▶ Exercise directions
Below are the records; pull every line that includes "JSON".

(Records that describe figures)
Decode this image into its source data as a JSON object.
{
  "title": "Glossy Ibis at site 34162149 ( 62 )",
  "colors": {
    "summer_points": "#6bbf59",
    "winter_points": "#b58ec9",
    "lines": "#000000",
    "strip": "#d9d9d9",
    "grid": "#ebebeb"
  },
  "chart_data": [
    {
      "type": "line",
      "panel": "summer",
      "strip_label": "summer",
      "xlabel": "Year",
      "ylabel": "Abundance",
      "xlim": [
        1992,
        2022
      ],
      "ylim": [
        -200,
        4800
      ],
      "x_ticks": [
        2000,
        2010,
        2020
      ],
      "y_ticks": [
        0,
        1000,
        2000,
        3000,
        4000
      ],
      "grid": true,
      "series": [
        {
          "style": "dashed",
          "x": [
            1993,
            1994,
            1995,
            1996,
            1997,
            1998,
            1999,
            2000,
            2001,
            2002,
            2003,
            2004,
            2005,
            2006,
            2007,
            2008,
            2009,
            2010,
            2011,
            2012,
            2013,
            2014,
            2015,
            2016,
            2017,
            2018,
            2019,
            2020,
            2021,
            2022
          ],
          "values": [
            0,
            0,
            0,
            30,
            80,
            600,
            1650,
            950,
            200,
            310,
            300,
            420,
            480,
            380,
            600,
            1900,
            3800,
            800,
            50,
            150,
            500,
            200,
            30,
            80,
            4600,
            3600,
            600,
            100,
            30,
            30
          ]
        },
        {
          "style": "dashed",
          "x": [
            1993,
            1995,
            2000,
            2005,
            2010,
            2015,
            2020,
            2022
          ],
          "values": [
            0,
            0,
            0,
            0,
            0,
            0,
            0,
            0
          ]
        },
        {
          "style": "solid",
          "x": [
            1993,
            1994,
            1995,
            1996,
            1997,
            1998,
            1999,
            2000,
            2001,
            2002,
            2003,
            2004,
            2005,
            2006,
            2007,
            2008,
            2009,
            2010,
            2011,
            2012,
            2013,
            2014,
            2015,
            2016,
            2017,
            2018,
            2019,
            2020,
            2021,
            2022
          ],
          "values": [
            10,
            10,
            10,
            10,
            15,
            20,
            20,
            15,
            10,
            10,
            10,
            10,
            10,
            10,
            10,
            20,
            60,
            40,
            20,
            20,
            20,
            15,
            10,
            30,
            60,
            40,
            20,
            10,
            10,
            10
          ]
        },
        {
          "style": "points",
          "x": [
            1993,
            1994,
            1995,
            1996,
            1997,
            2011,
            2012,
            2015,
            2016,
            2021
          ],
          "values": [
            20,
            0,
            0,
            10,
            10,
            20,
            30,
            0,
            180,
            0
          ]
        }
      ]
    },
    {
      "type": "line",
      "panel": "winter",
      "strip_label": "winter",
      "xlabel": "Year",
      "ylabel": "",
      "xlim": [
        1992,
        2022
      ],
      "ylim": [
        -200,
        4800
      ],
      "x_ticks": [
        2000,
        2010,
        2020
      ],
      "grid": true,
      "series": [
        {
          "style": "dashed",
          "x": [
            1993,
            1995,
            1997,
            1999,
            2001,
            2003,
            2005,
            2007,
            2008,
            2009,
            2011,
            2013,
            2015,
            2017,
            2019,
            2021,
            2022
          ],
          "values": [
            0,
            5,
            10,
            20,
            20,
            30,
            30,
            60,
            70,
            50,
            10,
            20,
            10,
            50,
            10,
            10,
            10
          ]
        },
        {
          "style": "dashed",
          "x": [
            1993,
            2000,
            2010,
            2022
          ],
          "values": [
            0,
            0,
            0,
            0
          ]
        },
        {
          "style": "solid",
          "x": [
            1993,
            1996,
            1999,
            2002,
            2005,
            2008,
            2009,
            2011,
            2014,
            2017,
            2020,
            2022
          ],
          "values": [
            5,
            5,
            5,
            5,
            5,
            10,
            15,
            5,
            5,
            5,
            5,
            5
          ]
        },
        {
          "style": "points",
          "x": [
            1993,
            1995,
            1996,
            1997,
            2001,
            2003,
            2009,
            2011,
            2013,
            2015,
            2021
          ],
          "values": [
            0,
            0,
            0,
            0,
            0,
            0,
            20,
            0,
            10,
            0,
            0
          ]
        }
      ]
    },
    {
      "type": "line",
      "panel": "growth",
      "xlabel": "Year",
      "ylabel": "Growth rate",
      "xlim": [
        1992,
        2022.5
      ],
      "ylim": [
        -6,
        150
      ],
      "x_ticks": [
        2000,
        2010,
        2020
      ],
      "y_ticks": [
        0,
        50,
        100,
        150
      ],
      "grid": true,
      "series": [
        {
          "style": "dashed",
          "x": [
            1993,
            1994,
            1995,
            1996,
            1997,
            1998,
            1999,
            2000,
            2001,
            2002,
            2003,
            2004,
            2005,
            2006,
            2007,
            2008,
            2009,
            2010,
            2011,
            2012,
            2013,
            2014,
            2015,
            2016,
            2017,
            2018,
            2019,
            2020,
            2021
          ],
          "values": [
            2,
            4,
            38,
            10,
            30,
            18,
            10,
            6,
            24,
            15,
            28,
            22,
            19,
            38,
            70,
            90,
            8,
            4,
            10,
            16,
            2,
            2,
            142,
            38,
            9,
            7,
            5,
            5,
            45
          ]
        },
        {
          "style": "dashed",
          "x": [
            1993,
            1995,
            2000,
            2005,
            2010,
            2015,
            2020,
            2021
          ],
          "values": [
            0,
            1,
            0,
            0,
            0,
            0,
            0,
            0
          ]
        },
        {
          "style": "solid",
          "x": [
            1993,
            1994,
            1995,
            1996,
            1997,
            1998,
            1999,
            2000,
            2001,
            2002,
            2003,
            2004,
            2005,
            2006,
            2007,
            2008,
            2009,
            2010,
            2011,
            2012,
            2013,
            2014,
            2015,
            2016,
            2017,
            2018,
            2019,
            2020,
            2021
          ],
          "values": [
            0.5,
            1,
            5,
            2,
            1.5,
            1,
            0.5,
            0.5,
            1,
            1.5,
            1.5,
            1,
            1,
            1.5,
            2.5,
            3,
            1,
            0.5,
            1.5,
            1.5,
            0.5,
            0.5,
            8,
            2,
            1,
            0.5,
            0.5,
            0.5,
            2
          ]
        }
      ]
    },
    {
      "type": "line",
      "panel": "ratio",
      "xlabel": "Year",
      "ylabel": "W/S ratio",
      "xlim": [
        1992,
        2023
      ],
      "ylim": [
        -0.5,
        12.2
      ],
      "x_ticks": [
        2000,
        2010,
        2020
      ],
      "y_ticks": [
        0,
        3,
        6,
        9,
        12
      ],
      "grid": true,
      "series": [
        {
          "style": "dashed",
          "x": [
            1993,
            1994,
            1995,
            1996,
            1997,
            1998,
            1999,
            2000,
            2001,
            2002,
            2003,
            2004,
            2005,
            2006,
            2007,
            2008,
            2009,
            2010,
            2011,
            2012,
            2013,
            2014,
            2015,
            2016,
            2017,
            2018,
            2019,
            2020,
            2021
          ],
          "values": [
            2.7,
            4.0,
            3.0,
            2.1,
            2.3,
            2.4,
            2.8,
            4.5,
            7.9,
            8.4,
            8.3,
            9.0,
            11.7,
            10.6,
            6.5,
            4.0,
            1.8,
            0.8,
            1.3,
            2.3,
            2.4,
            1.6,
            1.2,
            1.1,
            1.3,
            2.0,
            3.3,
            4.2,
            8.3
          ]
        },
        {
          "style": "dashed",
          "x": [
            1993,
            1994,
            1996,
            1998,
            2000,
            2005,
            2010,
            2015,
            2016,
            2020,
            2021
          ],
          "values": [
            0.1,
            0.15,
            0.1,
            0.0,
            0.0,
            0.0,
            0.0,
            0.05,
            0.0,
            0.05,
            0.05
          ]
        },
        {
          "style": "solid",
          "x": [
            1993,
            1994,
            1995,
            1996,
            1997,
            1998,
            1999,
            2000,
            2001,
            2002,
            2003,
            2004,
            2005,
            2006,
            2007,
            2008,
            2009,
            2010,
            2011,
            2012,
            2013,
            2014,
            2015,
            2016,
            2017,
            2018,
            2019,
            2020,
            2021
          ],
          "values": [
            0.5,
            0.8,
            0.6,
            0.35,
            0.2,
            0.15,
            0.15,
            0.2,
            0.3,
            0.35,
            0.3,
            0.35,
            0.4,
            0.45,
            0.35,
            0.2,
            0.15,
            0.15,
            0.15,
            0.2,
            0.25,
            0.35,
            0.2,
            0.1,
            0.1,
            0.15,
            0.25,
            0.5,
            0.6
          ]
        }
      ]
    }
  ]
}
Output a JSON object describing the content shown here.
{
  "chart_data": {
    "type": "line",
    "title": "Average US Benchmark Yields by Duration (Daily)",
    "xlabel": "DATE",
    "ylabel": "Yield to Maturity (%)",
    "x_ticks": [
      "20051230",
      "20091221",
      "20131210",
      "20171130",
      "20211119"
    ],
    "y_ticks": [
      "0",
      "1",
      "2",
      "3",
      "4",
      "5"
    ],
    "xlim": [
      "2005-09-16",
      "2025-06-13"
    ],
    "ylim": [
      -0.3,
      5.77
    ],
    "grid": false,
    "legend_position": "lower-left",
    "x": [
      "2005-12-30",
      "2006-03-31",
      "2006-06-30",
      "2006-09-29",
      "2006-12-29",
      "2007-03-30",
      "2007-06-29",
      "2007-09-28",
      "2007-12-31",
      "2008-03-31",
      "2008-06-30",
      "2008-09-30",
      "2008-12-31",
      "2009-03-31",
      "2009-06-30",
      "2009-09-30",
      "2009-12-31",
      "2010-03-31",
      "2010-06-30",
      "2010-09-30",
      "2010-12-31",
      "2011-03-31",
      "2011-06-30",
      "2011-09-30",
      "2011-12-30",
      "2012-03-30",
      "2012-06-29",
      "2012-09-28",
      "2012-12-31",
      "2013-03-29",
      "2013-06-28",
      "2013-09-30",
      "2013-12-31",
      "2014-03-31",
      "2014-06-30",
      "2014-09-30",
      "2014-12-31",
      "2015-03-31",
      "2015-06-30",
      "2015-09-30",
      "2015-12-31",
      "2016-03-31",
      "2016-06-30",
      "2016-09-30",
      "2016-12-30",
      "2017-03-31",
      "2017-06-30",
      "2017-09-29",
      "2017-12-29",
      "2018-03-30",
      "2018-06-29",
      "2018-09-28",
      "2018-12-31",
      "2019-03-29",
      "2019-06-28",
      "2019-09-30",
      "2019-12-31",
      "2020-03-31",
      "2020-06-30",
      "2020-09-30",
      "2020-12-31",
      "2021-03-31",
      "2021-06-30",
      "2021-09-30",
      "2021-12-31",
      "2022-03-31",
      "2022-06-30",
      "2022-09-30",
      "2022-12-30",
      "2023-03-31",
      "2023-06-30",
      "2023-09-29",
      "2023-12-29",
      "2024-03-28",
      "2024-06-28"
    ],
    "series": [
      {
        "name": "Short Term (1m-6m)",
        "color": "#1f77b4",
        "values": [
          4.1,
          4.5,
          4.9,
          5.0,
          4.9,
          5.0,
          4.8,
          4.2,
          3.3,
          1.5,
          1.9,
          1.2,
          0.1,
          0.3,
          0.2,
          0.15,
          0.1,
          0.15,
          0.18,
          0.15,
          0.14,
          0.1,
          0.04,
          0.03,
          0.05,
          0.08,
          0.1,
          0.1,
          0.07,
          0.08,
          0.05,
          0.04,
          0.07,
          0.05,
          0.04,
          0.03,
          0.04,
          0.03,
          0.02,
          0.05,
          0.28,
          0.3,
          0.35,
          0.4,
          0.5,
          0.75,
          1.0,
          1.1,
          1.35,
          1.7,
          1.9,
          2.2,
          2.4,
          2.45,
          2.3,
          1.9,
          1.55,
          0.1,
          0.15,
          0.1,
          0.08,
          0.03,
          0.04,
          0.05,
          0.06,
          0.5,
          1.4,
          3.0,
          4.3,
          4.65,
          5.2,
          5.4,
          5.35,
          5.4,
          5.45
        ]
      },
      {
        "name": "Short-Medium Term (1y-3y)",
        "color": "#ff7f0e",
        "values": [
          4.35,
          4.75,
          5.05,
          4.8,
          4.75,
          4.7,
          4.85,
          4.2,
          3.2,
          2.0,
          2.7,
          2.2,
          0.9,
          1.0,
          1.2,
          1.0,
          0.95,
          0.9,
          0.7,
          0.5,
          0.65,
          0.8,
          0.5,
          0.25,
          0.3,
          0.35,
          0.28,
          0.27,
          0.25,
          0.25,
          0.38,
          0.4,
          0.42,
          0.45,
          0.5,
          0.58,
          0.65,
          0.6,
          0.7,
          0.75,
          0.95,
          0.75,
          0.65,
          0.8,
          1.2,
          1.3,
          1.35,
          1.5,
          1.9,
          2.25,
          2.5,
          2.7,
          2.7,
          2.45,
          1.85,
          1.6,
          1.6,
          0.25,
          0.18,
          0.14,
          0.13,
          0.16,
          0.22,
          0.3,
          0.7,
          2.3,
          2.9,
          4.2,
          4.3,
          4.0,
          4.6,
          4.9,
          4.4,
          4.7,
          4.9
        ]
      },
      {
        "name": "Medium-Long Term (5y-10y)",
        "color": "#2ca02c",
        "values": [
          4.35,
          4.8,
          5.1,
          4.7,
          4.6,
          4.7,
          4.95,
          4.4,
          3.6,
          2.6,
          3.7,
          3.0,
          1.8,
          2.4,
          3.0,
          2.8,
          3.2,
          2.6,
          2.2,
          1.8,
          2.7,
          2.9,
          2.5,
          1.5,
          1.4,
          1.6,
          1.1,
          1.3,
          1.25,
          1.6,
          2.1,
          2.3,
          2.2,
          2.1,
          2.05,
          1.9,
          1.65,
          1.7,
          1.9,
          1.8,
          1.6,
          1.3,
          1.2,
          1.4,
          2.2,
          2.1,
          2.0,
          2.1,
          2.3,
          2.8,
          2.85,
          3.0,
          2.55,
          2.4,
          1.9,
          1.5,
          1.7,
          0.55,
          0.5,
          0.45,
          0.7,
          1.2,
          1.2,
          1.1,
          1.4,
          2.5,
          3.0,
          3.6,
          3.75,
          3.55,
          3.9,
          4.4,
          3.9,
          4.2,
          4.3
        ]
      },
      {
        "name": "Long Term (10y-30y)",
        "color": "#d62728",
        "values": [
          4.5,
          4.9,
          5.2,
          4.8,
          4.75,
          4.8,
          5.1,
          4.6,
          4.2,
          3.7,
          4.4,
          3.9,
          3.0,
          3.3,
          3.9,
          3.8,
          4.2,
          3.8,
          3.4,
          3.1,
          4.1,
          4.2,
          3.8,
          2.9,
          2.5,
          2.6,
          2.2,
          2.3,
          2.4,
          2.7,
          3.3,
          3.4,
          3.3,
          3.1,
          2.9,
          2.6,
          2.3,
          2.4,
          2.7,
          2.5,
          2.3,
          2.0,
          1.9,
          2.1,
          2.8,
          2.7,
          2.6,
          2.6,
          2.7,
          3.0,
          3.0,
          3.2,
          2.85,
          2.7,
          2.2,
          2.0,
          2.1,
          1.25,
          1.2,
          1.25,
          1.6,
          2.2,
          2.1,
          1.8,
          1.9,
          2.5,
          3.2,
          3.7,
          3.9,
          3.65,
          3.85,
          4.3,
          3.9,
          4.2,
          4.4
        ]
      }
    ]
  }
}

▶ Exercise output
Decode this image into its source data as a JSON object.
Output a JSON object describing the content shown here.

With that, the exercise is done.